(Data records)
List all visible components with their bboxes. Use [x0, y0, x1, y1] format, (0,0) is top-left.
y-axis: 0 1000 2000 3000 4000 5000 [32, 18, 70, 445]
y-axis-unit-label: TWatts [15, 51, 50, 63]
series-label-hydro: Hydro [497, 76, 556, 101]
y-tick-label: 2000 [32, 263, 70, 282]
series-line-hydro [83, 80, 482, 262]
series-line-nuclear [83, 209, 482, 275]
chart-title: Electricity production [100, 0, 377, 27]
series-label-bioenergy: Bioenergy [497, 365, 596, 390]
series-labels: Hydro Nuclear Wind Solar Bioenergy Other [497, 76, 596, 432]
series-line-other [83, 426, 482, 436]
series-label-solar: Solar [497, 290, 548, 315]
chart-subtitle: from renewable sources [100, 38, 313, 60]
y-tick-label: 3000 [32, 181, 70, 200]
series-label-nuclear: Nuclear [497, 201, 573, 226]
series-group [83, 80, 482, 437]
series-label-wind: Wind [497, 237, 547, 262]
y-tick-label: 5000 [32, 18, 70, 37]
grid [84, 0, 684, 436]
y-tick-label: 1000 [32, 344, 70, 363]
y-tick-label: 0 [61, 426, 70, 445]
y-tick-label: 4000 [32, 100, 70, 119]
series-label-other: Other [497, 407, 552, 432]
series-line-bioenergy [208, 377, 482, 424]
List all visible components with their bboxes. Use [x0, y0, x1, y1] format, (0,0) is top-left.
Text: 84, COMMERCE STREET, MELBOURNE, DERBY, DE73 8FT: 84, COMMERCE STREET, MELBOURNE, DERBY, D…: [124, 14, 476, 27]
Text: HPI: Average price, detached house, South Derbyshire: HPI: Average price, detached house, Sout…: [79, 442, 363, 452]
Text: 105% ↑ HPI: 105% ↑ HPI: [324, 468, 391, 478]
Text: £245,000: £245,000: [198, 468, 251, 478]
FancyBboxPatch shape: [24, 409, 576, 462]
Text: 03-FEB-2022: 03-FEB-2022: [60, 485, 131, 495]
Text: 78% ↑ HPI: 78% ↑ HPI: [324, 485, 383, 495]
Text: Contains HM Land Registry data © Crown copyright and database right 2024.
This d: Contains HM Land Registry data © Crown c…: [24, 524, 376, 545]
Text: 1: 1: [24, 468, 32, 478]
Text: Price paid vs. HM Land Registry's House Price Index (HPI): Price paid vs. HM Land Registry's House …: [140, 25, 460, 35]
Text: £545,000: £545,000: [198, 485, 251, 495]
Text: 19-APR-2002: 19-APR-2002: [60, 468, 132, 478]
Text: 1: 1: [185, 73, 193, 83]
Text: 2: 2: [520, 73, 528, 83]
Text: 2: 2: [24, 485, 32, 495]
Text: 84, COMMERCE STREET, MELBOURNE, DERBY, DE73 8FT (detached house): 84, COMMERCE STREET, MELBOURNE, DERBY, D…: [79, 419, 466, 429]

Your objective
State how many lines in the data records above contain the string "Crown", with case counting, and give only the number.

Answer for the task
2